##### Provided information #####

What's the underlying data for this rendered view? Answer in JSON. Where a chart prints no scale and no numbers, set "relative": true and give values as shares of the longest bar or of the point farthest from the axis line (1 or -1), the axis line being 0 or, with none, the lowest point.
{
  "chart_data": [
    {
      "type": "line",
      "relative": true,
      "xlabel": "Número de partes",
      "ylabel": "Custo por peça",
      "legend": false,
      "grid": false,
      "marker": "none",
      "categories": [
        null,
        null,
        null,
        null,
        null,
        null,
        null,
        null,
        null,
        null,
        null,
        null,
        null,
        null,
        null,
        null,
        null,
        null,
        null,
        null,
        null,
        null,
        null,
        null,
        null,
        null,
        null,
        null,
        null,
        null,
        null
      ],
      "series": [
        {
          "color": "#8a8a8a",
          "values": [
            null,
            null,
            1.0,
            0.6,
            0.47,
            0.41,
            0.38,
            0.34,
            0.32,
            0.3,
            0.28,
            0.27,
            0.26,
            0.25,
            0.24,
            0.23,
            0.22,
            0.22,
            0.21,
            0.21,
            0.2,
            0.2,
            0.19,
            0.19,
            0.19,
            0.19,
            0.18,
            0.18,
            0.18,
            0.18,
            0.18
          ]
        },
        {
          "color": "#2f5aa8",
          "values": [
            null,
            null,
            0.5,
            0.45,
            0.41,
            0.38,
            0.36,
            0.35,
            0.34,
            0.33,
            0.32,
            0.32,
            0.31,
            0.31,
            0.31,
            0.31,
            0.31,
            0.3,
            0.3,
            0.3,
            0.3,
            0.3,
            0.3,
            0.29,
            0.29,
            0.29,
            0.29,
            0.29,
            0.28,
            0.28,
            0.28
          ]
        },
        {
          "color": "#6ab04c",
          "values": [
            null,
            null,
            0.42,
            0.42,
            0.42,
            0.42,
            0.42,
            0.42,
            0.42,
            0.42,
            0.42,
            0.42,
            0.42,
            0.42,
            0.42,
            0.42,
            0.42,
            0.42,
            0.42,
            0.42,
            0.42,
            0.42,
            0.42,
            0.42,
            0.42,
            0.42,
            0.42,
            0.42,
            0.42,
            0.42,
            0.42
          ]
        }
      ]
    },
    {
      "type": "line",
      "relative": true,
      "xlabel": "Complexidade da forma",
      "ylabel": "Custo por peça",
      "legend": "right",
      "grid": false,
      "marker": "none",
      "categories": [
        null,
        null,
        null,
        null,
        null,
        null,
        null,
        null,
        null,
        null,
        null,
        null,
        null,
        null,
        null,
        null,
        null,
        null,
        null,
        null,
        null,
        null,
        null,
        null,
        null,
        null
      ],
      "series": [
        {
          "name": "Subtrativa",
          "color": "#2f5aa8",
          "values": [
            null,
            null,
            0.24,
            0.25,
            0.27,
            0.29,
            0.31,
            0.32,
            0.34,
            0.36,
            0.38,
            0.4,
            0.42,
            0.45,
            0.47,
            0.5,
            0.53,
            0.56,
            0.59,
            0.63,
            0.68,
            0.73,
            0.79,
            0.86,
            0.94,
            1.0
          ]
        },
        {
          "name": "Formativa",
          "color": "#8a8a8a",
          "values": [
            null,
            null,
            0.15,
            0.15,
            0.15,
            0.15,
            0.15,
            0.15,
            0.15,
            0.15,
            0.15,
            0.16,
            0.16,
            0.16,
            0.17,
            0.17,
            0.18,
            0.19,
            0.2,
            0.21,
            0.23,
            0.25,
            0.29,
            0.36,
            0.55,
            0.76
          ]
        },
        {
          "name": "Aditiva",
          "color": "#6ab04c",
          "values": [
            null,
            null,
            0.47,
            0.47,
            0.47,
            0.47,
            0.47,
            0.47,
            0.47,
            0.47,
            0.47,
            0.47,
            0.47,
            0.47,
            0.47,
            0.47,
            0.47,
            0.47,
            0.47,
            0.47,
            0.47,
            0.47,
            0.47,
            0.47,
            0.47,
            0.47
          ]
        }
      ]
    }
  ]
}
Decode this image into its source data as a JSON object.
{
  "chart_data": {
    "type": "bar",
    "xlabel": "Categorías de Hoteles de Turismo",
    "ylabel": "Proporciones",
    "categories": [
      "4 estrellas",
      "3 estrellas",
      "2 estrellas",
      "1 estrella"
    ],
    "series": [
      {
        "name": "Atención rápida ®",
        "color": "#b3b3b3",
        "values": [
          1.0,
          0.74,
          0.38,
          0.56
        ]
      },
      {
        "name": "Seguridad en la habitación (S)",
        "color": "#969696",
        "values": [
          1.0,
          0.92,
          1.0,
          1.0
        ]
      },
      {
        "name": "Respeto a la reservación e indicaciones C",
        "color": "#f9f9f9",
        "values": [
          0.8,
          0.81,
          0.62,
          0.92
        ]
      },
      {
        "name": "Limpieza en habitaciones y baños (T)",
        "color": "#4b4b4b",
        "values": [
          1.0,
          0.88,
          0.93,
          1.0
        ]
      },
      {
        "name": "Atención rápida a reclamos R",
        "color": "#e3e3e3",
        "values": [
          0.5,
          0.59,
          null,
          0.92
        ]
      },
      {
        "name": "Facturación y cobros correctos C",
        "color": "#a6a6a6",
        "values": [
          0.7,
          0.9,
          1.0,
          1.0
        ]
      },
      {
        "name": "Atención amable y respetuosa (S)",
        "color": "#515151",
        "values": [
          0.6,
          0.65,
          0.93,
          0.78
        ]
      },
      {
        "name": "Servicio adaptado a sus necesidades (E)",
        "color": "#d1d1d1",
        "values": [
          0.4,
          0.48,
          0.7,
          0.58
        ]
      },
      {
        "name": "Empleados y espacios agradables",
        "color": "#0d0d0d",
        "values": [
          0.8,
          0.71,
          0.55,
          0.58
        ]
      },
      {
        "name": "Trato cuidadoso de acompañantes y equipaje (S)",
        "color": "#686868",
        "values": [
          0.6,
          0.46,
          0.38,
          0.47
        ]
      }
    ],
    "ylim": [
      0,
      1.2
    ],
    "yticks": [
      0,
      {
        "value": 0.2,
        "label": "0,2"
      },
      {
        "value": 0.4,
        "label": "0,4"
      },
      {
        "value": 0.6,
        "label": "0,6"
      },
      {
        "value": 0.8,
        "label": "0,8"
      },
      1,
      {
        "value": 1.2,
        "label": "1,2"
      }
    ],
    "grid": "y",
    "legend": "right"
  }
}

#####

• Short exercise:
Keep only the lines that hold the string "this", and copy them out.

• The solution:
What's the underlying data for this rendered view? Answer in JSON. Where a chart prints no scale and no numbers, set "relative": true and give values as shares of the longest bar or of the point farthest from the axis line (1 or -1), the axis line being 0 or, with none, the lowest point.
Decode this image into its source data as a JSON object.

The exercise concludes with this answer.